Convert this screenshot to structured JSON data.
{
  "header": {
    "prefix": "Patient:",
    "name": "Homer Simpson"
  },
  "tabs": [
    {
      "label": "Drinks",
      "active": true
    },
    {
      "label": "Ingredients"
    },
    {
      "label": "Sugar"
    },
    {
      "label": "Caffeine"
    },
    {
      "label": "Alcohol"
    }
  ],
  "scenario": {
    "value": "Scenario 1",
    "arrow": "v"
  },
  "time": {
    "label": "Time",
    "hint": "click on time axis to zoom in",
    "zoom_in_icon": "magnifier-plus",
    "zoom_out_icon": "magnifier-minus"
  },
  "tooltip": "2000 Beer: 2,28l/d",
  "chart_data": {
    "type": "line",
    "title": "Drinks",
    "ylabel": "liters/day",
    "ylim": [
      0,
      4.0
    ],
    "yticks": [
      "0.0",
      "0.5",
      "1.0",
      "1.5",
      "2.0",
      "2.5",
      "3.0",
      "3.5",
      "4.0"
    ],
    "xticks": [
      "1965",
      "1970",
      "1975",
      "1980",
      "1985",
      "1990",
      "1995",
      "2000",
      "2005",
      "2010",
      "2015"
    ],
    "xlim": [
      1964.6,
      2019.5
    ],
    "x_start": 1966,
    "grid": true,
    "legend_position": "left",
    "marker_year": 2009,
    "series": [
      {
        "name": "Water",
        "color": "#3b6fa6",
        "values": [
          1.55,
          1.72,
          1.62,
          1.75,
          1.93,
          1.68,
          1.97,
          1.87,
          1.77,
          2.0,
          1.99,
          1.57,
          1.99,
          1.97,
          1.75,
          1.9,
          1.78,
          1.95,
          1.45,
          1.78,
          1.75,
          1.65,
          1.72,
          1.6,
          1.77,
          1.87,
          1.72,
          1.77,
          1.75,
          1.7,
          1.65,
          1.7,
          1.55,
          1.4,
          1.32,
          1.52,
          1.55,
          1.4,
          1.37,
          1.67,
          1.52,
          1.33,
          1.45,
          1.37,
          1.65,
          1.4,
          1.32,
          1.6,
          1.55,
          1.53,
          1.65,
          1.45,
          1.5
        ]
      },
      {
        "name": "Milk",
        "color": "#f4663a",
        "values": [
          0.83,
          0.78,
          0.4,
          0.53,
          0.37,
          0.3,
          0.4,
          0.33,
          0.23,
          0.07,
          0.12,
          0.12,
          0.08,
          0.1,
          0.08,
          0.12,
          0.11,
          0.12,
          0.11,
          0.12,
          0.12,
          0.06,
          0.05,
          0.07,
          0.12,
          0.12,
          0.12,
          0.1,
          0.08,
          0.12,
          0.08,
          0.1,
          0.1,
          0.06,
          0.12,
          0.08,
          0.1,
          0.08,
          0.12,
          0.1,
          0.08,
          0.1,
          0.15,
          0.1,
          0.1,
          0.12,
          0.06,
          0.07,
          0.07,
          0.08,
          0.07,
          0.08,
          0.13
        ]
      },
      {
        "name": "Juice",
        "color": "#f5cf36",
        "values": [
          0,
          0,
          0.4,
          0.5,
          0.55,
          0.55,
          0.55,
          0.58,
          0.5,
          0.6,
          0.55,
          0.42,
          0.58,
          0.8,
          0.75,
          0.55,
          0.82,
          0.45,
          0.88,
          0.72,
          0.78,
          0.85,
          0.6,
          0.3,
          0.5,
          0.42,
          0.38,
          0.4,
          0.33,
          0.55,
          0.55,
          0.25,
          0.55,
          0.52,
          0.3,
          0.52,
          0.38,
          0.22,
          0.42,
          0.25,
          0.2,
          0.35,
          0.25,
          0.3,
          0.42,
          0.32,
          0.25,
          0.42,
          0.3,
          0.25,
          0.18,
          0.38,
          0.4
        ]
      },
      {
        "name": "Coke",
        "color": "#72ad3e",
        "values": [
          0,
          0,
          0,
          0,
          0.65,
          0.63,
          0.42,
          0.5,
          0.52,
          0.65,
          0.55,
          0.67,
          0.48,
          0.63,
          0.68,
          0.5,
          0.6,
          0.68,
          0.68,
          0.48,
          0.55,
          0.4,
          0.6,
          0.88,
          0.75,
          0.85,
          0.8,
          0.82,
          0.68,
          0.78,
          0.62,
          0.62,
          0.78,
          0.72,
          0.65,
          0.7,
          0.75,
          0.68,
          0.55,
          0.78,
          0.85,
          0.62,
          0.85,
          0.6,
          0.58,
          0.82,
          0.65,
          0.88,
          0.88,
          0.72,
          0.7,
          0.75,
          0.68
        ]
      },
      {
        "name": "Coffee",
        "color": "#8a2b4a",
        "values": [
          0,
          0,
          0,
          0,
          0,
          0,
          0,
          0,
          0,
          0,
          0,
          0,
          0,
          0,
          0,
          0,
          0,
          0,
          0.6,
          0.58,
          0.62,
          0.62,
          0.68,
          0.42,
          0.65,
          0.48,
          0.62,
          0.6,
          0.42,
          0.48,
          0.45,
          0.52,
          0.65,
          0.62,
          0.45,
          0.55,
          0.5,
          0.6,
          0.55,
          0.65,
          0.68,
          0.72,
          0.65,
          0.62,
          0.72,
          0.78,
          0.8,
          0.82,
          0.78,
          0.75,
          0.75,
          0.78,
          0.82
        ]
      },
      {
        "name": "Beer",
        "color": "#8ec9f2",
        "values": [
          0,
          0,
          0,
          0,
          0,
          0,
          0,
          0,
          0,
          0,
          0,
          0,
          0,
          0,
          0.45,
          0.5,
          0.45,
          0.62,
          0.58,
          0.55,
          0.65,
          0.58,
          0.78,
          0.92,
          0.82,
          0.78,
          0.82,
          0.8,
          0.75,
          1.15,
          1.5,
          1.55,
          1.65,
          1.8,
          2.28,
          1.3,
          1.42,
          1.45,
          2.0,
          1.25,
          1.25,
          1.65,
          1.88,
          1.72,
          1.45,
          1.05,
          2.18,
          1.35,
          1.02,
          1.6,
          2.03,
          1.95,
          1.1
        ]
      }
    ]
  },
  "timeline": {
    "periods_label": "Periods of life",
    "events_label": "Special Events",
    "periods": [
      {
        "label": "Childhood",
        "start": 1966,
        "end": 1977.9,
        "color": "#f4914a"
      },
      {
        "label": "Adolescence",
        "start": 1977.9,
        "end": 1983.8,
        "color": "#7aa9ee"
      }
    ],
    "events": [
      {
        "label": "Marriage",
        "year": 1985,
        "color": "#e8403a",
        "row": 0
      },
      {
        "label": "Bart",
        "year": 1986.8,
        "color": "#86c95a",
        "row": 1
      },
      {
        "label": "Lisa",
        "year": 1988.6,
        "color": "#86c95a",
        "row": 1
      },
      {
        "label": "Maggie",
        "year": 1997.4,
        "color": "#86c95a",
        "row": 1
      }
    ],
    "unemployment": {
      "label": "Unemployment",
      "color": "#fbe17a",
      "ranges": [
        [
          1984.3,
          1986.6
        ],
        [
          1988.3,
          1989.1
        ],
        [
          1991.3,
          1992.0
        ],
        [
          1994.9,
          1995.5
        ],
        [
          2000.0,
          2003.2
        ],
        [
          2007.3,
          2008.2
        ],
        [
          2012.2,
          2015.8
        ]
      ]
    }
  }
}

══════════════════════════════

■ EXERCISE REQUIREMENTS ■
Copy out every line of the material above that mentions the word "name".

■ EXPECTED ANSWER ■
    "name": "Homer Simpson"
        "name": "Water",
        "name": "Milk",
        "name": "Juice",
        "name": "Coke",
        "name": "Coffee",
        "name": "Beer",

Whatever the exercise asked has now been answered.